## Start TASK INPUTS

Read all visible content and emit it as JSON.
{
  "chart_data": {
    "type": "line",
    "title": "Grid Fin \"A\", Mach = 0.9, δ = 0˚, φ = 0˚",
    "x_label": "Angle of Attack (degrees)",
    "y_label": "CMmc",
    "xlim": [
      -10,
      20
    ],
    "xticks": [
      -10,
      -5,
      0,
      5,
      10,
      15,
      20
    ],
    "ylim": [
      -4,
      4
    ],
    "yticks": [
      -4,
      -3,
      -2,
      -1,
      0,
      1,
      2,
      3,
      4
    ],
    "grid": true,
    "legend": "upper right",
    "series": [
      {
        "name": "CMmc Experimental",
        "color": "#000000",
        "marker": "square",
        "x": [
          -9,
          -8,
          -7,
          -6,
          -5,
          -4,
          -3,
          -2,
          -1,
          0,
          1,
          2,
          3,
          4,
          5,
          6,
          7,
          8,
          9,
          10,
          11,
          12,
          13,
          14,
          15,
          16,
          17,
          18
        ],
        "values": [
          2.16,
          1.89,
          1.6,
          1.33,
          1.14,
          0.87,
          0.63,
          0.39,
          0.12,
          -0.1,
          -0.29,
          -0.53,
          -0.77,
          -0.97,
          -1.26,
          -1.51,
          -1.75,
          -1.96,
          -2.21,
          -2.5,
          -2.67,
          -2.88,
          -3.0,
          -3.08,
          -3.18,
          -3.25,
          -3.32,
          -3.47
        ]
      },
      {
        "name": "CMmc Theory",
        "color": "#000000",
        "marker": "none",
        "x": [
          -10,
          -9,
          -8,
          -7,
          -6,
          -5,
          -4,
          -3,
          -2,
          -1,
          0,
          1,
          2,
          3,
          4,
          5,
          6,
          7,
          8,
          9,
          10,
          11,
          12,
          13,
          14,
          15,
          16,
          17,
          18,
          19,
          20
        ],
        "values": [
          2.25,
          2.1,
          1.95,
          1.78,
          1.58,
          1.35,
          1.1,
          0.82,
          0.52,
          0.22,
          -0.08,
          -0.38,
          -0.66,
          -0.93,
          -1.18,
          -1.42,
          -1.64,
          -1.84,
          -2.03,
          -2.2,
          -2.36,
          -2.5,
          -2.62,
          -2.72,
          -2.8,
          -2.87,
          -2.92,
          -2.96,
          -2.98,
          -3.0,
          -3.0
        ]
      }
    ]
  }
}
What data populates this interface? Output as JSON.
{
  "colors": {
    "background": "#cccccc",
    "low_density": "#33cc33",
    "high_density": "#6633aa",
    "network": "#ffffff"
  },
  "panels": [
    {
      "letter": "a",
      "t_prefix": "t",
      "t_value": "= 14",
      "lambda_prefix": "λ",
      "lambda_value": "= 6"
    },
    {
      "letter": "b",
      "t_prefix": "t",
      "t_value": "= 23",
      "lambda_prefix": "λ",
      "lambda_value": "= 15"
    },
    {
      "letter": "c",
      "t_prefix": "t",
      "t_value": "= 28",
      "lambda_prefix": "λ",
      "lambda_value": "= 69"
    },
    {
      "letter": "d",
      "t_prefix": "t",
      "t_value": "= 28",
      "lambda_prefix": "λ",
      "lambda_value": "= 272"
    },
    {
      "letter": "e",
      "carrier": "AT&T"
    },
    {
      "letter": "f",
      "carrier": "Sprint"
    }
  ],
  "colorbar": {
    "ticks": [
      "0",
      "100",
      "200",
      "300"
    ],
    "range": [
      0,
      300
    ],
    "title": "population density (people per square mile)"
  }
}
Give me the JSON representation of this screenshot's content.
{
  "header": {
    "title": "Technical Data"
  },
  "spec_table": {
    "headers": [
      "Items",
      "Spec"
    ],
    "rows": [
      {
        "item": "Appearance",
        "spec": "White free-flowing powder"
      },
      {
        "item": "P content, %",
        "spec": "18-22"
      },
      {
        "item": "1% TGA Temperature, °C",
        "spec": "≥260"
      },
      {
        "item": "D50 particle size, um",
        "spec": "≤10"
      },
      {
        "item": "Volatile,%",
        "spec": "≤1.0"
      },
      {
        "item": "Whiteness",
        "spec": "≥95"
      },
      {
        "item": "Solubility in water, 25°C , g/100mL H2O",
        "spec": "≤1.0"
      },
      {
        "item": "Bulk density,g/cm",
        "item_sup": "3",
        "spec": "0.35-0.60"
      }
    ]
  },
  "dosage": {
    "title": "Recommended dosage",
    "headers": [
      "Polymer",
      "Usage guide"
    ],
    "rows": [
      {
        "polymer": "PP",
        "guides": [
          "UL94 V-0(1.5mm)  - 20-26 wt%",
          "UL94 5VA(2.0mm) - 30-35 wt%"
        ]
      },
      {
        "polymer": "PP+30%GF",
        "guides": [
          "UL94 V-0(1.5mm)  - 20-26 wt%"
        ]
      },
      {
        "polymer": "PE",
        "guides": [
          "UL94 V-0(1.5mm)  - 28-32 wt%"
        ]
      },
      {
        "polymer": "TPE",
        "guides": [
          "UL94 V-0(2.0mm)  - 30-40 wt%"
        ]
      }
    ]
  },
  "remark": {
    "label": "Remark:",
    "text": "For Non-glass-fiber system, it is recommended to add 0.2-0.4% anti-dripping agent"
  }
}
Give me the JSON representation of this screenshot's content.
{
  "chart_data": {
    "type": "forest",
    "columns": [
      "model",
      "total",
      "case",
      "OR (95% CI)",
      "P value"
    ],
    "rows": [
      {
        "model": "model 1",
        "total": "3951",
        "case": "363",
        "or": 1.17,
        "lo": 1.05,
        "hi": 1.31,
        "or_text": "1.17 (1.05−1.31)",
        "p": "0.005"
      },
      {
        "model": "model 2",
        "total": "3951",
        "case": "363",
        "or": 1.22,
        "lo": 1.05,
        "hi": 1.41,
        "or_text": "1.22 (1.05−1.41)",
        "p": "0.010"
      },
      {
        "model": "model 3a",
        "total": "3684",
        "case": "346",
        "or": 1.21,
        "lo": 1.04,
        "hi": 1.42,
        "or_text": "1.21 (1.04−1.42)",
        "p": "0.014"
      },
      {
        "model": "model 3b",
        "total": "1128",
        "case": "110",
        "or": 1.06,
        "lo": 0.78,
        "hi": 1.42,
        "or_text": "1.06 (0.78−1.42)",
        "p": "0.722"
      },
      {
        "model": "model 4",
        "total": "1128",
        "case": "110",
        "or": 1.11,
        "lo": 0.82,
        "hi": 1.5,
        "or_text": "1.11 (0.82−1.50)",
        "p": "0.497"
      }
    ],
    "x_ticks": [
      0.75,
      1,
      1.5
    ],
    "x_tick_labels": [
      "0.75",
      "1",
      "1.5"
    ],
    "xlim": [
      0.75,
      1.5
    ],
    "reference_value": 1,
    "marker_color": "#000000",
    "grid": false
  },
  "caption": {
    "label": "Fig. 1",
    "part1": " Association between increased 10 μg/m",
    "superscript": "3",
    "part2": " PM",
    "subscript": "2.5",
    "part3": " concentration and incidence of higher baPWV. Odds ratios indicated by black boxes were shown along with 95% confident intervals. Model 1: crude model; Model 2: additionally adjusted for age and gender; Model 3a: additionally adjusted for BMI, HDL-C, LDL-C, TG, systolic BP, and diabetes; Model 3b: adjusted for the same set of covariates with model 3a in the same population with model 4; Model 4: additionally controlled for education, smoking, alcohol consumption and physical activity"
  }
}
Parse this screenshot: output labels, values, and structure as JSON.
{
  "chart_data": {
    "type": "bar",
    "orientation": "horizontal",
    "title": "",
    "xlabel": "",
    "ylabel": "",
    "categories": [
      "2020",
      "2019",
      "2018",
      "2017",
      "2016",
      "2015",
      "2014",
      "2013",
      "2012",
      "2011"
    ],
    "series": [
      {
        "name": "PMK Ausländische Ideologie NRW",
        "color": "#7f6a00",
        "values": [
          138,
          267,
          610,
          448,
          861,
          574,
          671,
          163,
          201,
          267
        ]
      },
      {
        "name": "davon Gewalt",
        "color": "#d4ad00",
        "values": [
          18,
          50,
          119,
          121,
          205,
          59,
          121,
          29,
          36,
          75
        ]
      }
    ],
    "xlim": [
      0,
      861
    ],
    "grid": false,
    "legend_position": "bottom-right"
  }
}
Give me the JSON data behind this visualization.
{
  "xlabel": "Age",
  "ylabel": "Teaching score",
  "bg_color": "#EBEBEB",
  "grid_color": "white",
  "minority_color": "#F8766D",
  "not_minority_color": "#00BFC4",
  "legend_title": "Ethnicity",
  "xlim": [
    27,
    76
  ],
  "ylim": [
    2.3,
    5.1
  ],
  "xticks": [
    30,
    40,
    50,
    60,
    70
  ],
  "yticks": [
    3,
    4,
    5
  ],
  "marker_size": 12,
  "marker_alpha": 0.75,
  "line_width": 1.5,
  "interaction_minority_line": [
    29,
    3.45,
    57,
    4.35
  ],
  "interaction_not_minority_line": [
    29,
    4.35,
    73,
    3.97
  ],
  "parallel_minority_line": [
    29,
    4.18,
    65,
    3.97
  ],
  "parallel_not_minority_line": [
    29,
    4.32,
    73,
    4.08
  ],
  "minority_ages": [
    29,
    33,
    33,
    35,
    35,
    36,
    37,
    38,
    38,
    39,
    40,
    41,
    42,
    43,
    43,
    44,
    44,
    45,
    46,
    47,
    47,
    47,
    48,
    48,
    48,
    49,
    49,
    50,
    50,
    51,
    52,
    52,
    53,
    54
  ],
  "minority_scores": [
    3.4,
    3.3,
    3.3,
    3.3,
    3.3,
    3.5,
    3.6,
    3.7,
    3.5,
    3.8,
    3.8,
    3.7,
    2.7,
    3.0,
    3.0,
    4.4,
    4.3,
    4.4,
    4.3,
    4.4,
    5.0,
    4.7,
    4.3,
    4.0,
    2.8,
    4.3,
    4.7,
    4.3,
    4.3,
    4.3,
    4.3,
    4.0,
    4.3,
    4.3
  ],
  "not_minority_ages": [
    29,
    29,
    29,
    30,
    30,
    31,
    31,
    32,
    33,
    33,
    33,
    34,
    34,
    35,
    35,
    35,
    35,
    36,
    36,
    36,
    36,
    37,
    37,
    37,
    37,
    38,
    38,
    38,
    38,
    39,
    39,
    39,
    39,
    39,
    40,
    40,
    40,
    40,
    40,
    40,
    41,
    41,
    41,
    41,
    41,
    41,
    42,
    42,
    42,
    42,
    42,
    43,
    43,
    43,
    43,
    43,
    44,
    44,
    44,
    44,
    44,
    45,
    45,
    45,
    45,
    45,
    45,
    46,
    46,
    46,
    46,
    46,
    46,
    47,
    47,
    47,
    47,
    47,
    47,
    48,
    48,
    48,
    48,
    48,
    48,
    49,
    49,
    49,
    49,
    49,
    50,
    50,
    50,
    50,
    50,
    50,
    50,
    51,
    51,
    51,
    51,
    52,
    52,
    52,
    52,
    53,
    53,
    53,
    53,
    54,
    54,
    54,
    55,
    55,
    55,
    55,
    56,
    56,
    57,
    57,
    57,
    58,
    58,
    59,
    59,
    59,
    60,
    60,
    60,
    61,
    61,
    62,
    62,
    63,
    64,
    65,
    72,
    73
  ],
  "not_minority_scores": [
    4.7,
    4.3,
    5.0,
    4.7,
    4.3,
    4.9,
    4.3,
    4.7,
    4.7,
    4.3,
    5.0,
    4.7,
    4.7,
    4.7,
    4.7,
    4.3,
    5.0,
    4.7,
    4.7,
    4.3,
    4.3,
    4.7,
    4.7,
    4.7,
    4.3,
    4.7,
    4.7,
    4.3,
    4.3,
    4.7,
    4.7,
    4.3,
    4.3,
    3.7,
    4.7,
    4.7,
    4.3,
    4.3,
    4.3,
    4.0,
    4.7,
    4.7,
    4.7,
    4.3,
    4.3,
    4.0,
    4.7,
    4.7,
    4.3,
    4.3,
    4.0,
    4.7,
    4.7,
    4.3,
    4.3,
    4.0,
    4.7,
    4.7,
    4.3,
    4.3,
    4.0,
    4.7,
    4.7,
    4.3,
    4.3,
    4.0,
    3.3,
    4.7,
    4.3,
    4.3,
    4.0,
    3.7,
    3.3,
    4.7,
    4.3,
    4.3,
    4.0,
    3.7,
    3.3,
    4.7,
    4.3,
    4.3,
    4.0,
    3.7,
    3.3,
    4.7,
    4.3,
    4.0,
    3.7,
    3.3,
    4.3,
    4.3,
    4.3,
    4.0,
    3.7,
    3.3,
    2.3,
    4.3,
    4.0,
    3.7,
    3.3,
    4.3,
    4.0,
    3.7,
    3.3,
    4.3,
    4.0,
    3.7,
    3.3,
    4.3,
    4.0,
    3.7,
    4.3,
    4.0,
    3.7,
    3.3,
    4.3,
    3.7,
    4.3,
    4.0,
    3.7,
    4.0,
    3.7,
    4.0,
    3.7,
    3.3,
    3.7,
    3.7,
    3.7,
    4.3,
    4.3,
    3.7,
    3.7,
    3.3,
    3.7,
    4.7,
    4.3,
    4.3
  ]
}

## End TASK INPUTS

*BRIEF*
From the listing, tally every line with the word "content" in it and give only the tally.

*REPLY*
4